→ Task description: Check each line of the data for "JSON" and select those that have it.
begin
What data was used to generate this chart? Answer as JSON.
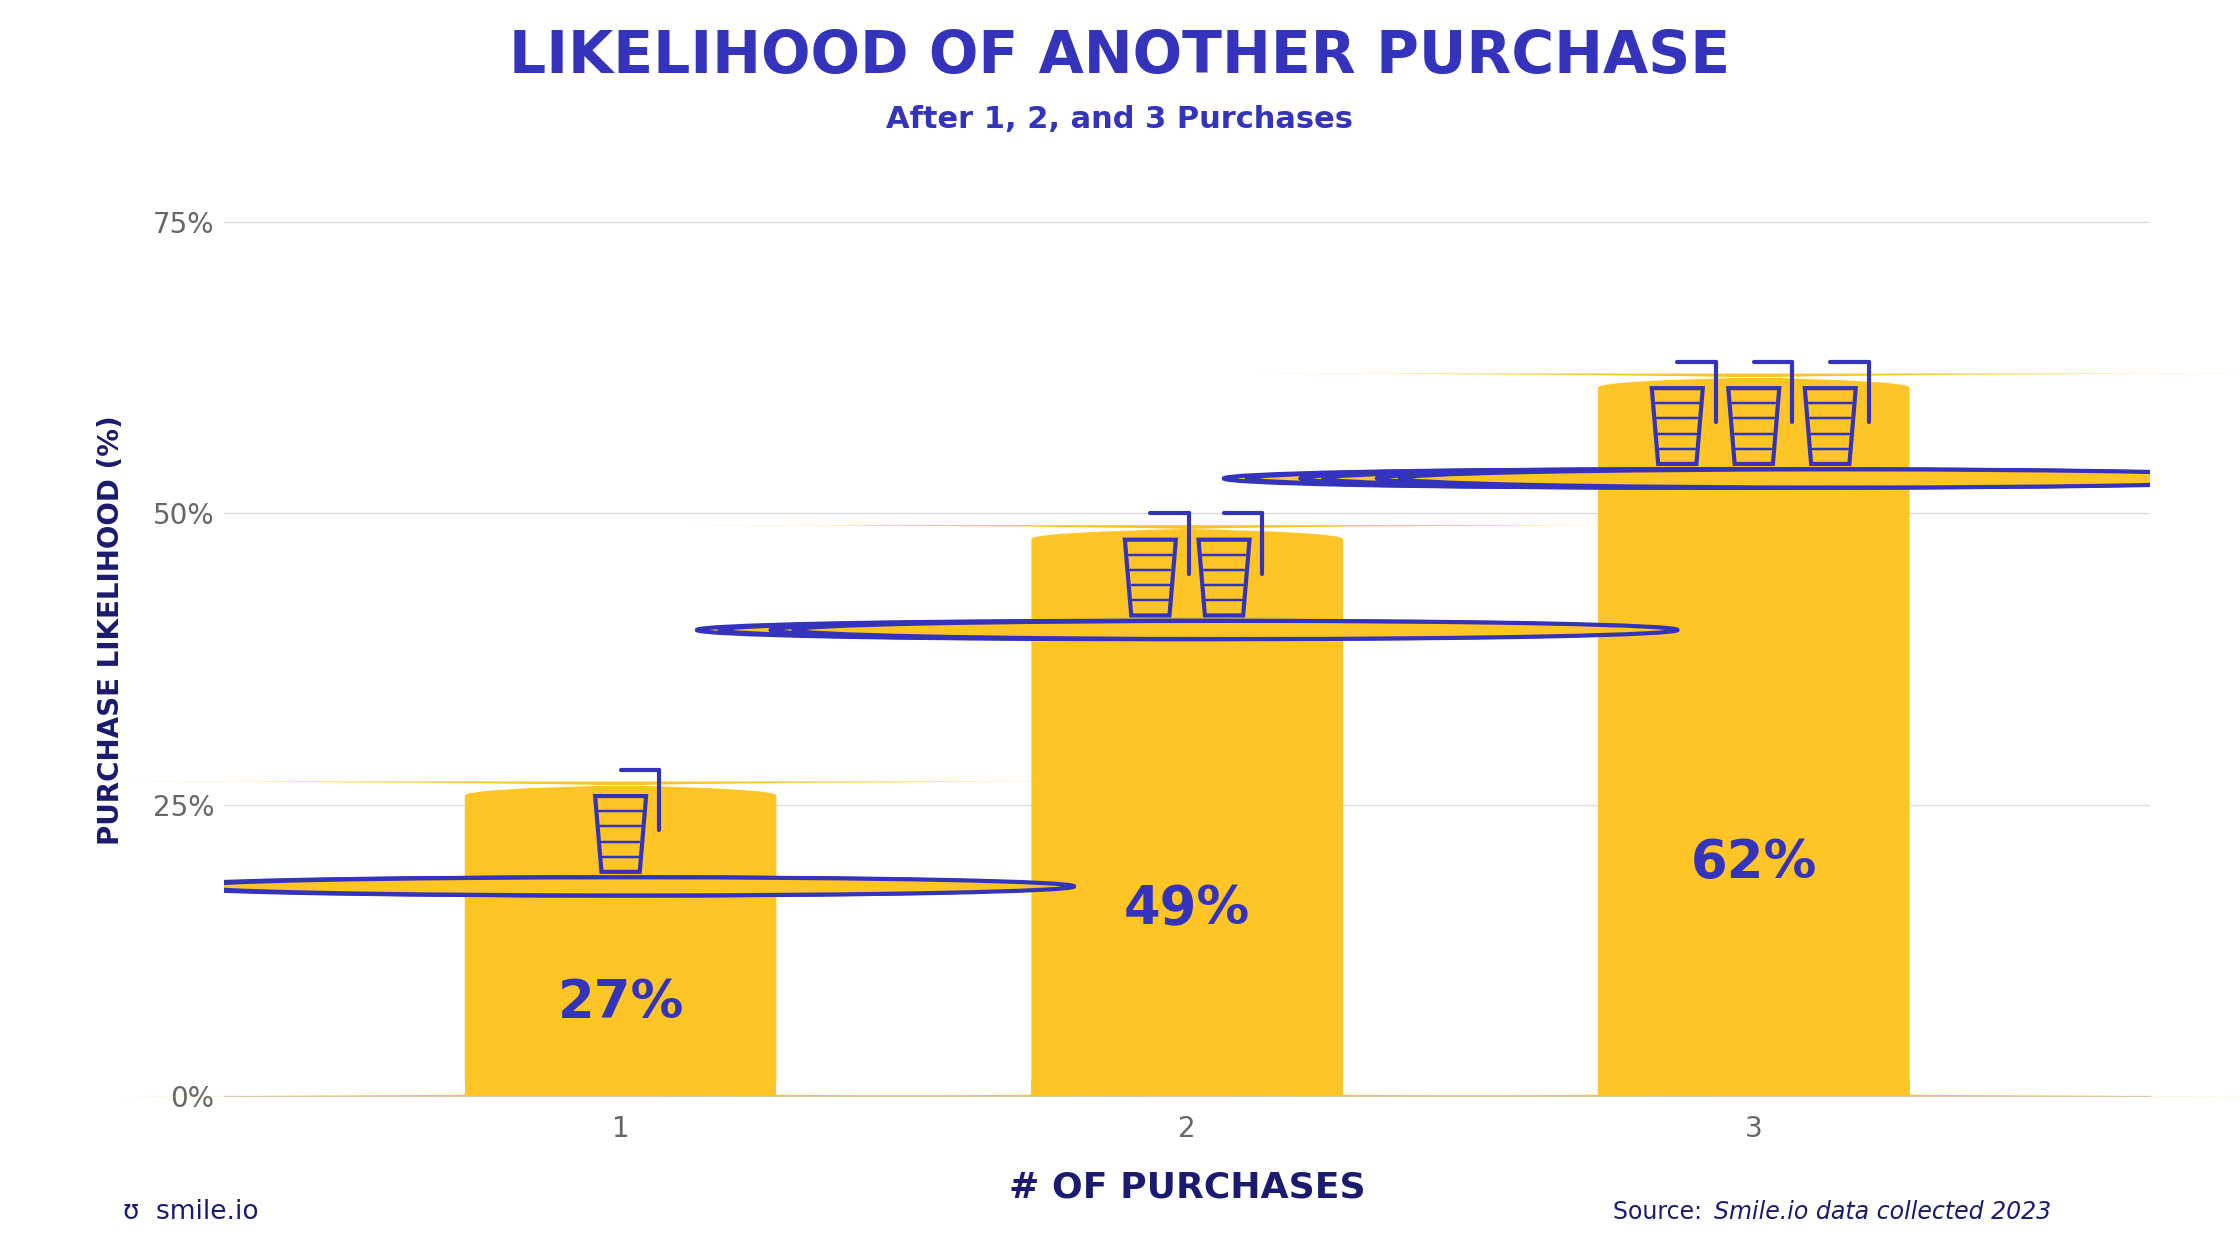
{
  "title": "LIKELIHOOD OF ANOTHER PURCHASE",
  "subtitle": "After 1, 2, and 3 Purchases",
  "xlabel": "# OF PURCHASES",
  "ylabel": "PURCHASE LIKELIHOOD (%)",
  "categories": [
    1,
    2,
    3
  ],
  "values": [
    27,
    49,
    62
  ],
  "bar_color": "#FFC425",
  "value_labels": [
    "27%",
    "49%",
    "62%"
  ],
  "value_color": "#3333BB",
  "title_color": "#3333BB",
  "subtitle_color": "#3333BB",
  "xlabel_color": "#1a1a6e",
  "ylabel_color": "#1a1a6e",
  "tick_color": "#666666",
  "yticks": [
    0,
    25,
    50,
    75
  ],
  "ytick_labels": [
    "0%",
    "25%",
    "50%",
    "75%"
  ],
  "ylim": [
    0,
    80
  ],
  "grid_color": "#dddddd",
  "background_color": "#ffffff",
  "source_color": "#1a1a6e",
  "logo_color": "#1a1a6e",
  "title_fontsize": 42,
  "subtitle_fontsize": 22,
  "xlabel_fontsize": 26,
  "ylabel_fontsize": 20,
  "value_fontsize": 38,
  "tick_fontsize": 18,
  "cart_stroke": "#3333BB",
  "cart_fill": "#FFC425",
  "bar_width": 0.55
}
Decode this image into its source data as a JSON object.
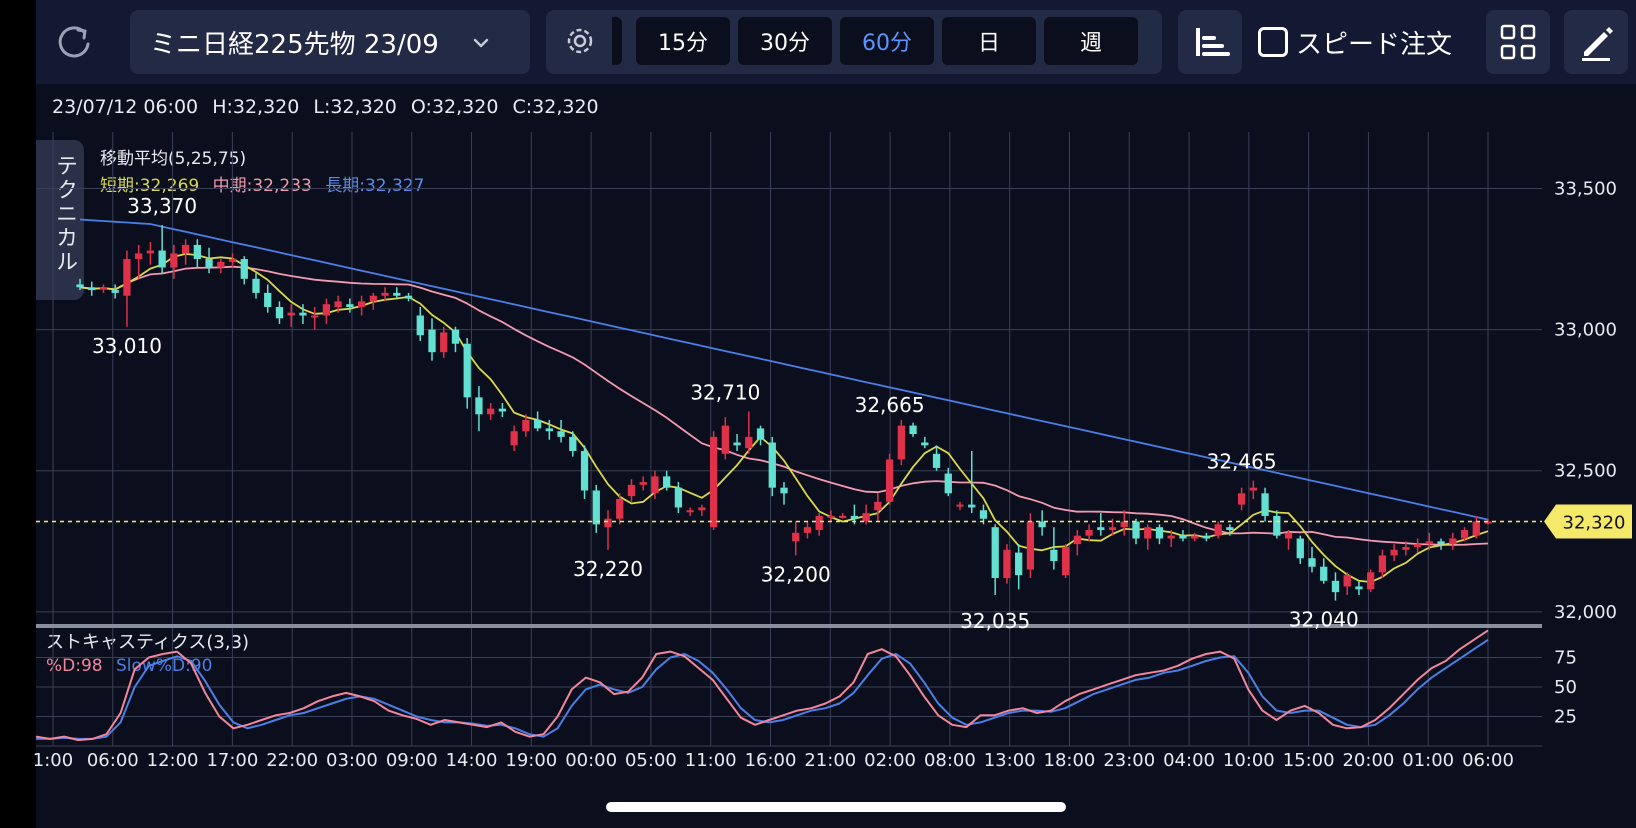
{
  "toolbar": {
    "instrument": "ミニ日経225先物 23/09",
    "timeframes": [
      "15分",
      "30分",
      "60分",
      "日",
      "週"
    ],
    "active_timeframe": "60分",
    "speed_order_label": "スピード注文",
    "technical_tab_label": "テクニカル"
  },
  "ohlc": {
    "datetime": "23/07/12 06:00",
    "high": "H:32,320",
    "low": "L:32,320",
    "open": "O:32,320",
    "close": "C:32,320"
  },
  "moving_average": {
    "title": "移動平均(5,25,75)",
    "short_label": "短期:32,269",
    "mid_label": "中期:32,233",
    "long_label": "長期:32,327"
  },
  "stochastic": {
    "title": "ストキャスティクス(3,3)",
    "d_label": "%D:98",
    "slowd_label": "Slow%D:90"
  },
  "colors": {
    "up": "#e0314a",
    "down": "#62e0d2",
    "ma_short": "#d9d94a",
    "ma_mid": "#f29ab0",
    "ma_long": "#4b7fe6",
    "current_price": "#f5e96a",
    "stoch_d": "#f2869c",
    "stoch_slow": "#4b7fe6"
  },
  "chart_data": {
    "type": "candlestick",
    "y_range": [
      31950,
      33700
    ],
    "y_ticks": [
      32000,
      32500,
      33000,
      33500
    ],
    "y_tick_labels": [
      "32,000",
      "32,500",
      "33,000",
      "33,500"
    ],
    "x_tick_labels": [
      "1:00",
      "06:00",
      "12:00",
      "17:00",
      "22:00",
      "03:00",
      "09:00",
      "14:00",
      "19:00",
      "00:00",
      "05:00",
      "11:00",
      "16:00",
      "21:00",
      "02:00",
      "08:00",
      "13:00",
      "18:00",
      "23:00",
      "04:00",
      "10:00",
      "15:00",
      "20:00",
      "01:00",
      "06:00"
    ],
    "current_price": 32320,
    "current_price_label": "32,320",
    "annotations": [
      {
        "bar": 7,
        "value": 33370,
        "label": "33,370",
        "pos": "above"
      },
      {
        "bar": 4,
        "value": 33010,
        "label": "33,010",
        "pos": "below"
      },
      {
        "bar": 45,
        "value": 32220,
        "label": "32,220",
        "pos": "below"
      },
      {
        "bar": 55,
        "value": 32710,
        "label": "32,710",
        "pos": "above"
      },
      {
        "bar": 61,
        "value": 32200,
        "label": "32,200",
        "pos": "below"
      },
      {
        "bar": 69,
        "value": 32665,
        "label": "32,665",
        "pos": "above"
      },
      {
        "bar": 78,
        "value": 32035,
        "label": "32,035",
        "pos": "below"
      },
      {
        "bar": 99,
        "value": 32465,
        "label": "32,465",
        "pos": "above"
      },
      {
        "bar": 106,
        "value": 32040,
        "label": "32,040",
        "pos": "below"
      }
    ],
    "candles": [
      [
        33160,
        33180,
        33140,
        33150
      ],
      [
        33150,
        33170,
        33120,
        33140
      ],
      [
        33150,
        33160,
        33130,
        33150
      ],
      [
        33140,
        33160,
        33110,
        33130
      ],
      [
        33120,
        33280,
        33010,
        33250
      ],
      [
        33250,
        33300,
        33180,
        33270
      ],
      [
        33270,
        33310,
        33230,
        33280
      ],
      [
        33280,
        33370,
        33200,
        33220
      ],
      [
        33220,
        33300,
        33180,
        33270
      ],
      [
        33270,
        33320,
        33230,
        33300
      ],
      [
        33300,
        33320,
        33220,
        33250
      ],
      [
        33250,
        33290,
        33200,
        33220
      ],
      [
        33220,
        33250,
        33200,
        33240
      ],
      [
        33240,
        33270,
        33220,
        33250
      ],
      [
        33250,
        33260,
        33160,
        33180
      ],
      [
        33180,
        33200,
        33110,
        33130
      ],
      [
        33130,
        33160,
        33060,
        33080
      ],
      [
        33080,
        33100,
        33020,
        33040
      ],
      [
        33050,
        33090,
        33010,
        33060
      ],
      [
        33060,
        33090,
        33020,
        33050
      ],
      [
        33050,
        33080,
        33000,
        33050
      ],
      [
        33050,
        33110,
        33020,
        33090
      ],
      [
        33080,
        33120,
        33060,
        33100
      ],
      [
        33090,
        33110,
        33060,
        33080
      ],
      [
        33080,
        33120,
        33050,
        33100
      ],
      [
        33100,
        33130,
        33070,
        33120
      ],
      [
        33120,
        33150,
        33100,
        33130
      ],
      [
        33130,
        33150,
        33110,
        33120
      ],
      [
        33120,
        33130,
        33100,
        33110
      ],
      [
        33050,
        33080,
        32960,
        32980
      ],
      [
        33000,
        33040,
        32890,
        32920
      ],
      [
        32920,
        33010,
        32900,
        32990
      ],
      [
        33000,
        33010,
        32920,
        32950
      ],
      [
        32950,
        32970,
        32720,
        32760
      ],
      [
        32760,
        32800,
        32640,
        32700
      ],
      [
        32700,
        32740,
        32680,
        32720
      ],
      [
        32720,
        32740,
        32690,
        32710
      ],
      [
        32590,
        32660,
        32570,
        32640
      ],
      [
        32640,
        32700,
        32620,
        32680
      ],
      [
        32680,
        32710,
        32640,
        32650
      ],
      [
        32650,
        32680,
        32610,
        32640
      ],
      [
        32640,
        32680,
        32600,
        32620
      ],
      [
        32620,
        32640,
        32550,
        32570
      ],
      [
        32570,
        32590,
        32400,
        32430
      ],
      [
        32430,
        32450,
        32280,
        32310
      ],
      [
        32300,
        32360,
        32220,
        32330
      ],
      [
        32330,
        32420,
        32310,
        32400
      ],
      [
        32410,
        32470,
        32390,
        32450
      ],
      [
        32450,
        32480,
        32430,
        32460
      ],
      [
        32420,
        32500,
        32400,
        32480
      ],
      [
        32480,
        32500,
        32430,
        32440
      ],
      [
        32440,
        32460,
        32350,
        32370
      ],
      [
        32360,
        32370,
        32340,
        32360
      ],
      [
        32360,
        32380,
        32340,
        32370
      ],
      [
        32300,
        32640,
        32290,
        32620
      ],
      [
        32560,
        32690,
        32540,
        32660
      ],
      [
        32600,
        32630,
        32570,
        32590
      ],
      [
        32580,
        32710,
        32560,
        32620
      ],
      [
        32650,
        32660,
        32590,
        32610
      ],
      [
        32600,
        32620,
        32410,
        32440
      ],
      [
        32440,
        32460,
        32380,
        32420
      ],
      [
        32250,
        32320,
        32200,
        32280
      ],
      [
        32280,
        32320,
        32260,
        32300
      ],
      [
        32290,
        32350,
        32270,
        32340
      ],
      [
        32340,
        32360,
        32320,
        32340
      ],
      [
        32340,
        32350,
        32330,
        32340
      ],
      [
        32340,
        32380,
        32310,
        32330
      ],
      [
        32320,
        32380,
        32310,
        32350
      ],
      [
        32360,
        32420,
        32320,
        32390
      ],
      [
        32390,
        32560,
        32380,
        32540
      ],
      [
        32540,
        32680,
        32520,
        32660
      ],
      [
        32660,
        32670,
        32620,
        32630
      ],
      [
        32600,
        32620,
        32580,
        32590
      ],
      [
        32560,
        32590,
        32500,
        32510
      ],
      [
        32490,
        32510,
        32410,
        32420
      ],
      [
        32380,
        32390,
        32360,
        32380
      ],
      [
        32380,
        32570,
        32350,
        32370
      ],
      [
        32360,
        32380,
        32310,
        32330
      ],
      [
        32300,
        32310,
        32060,
        32120
      ],
      [
        32120,
        32240,
        32100,
        32220
      ],
      [
        32210,
        32240,
        32080,
        32130
      ],
      [
        32150,
        32350,
        32120,
        32320
      ],
      [
        32320,
        32360,
        32270,
        32300
      ],
      [
        32220,
        32300,
        32150,
        32180
      ],
      [
        32130,
        32240,
        32120,
        32230
      ],
      [
        32240,
        32290,
        32200,
        32270
      ],
      [
        32270,
        32310,
        32250,
        32290
      ],
      [
        32300,
        32350,
        32270,
        32290
      ],
      [
        32290,
        32330,
        32270,
        32300
      ],
      [
        32300,
        32360,
        32270,
        32320
      ],
      [
        32320,
        32330,
        32240,
        32260
      ],
      [
        32260,
        32310,
        32220,
        32300
      ],
      [
        32300,
        32310,
        32240,
        32260
      ],
      [
        32260,
        32290,
        32230,
        32270
      ],
      [
        32270,
        32290,
        32250,
        32260
      ],
      [
        32260,
        32280,
        32250,
        32270
      ],
      [
        32270,
        32280,
        32250,
        32260
      ],
      [
        32270,
        32320,
        32260,
        32310
      ],
      [
        32300,
        32310,
        32270,
        32290
      ],
      [
        32380,
        32440,
        32360,
        32420
      ],
      [
        32430,
        32465,
        32400,
        32440
      ],
      [
        32420,
        32440,
        32320,
        32340
      ],
      [
        32340,
        32360,
        32260,
        32270
      ],
      [
        32260,
        32290,
        32220,
        32280
      ],
      [
        32260,
        32270,
        32170,
        32190
      ],
      [
        32190,
        32230,
        32140,
        32160
      ],
      [
        32160,
        32190,
        32100,
        32110
      ],
      [
        32110,
        32140,
        32040,
        32070
      ],
      [
        32090,
        32140,
        32060,
        32130
      ],
      [
        32090,
        32110,
        32060,
        32080
      ],
      [
        32080,
        32150,
        32070,
        32140
      ],
      [
        32140,
        32220,
        32120,
        32200
      ],
      [
        32200,
        32240,
        32180,
        32220
      ],
      [
        32220,
        32250,
        32200,
        32230
      ],
      [
        32230,
        32260,
        32210,
        32240
      ],
      [
        32240,
        32280,
        32220,
        32250
      ],
      [
        32250,
        32260,
        32220,
        32240
      ],
      [
        32240,
        32280,
        32220,
        32260
      ],
      [
        32260,
        32300,
        32250,
        32290
      ],
      [
        32270,
        32340,
        32260,
        32320
      ],
      [
        32320,
        32330,
        32310,
        32320
      ]
    ],
    "stoch": {
      "ylim": [
        0,
        100
      ],
      "ticks": [
        25,
        50,
        75
      ],
      "d": [
        8,
        6,
        8,
        5,
        6,
        10,
        28,
        65,
        75,
        78,
        80,
        70,
        45,
        25,
        15,
        18,
        22,
        26,
        28,
        32,
        38,
        42,
        45,
        42,
        38,
        30,
        26,
        23,
        18,
        22,
        20,
        18,
        16,
        20,
        12,
        8,
        10,
        25,
        48,
        58,
        54,
        44,
        46,
        58,
        78,
        80,
        76,
        66,
        56,
        40,
        24,
        18,
        22,
        26,
        30,
        32,
        36,
        42,
        54,
        78,
        82,
        76,
        60,
        42,
        26,
        18,
        16,
        26,
        26,
        30,
        32,
        28,
        30,
        38,
        44,
        48,
        52,
        56,
        60,
        62,
        64,
        68,
        74,
        78,
        80,
        74,
        48,
        30,
        22,
        30,
        34,
        28,
        18,
        15,
        16,
        22,
        32,
        44,
        56,
        66,
        72,
        82,
        90,
        98
      ],
      "slowd": [
        6,
        6,
        7,
        6,
        6,
        8,
        20,
        50,
        68,
        72,
        76,
        72,
        55,
        35,
        20,
        15,
        18,
        22,
        26,
        28,
        32,
        36,
        40,
        42,
        40,
        35,
        30,
        25,
        22,
        20,
        20,
        19,
        17,
        18,
        15,
        10,
        8,
        15,
        34,
        48,
        52,
        48,
        45,
        50,
        65,
        75,
        78,
        72,
        62,
        48,
        32,
        22,
        20,
        22,
        26,
        30,
        32,
        36,
        45,
        60,
        74,
        78,
        70,
        54,
        36,
        24,
        18,
        20,
        24,
        28,
        30,
        30,
        29,
        32,
        38,
        44,
        48,
        52,
        56,
        58,
        62,
        64,
        68,
        72,
        75,
        76,
        62,
        42,
        30,
        28,
        30,
        30,
        24,
        18,
        16,
        18,
        26,
        36,
        48,
        58,
        66,
        74,
        82,
        90
      ]
    }
  }
}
end
→ Task response:
What data was used to generate this chart? Answer as JSON.
Decode this image into its source data as a JSON object.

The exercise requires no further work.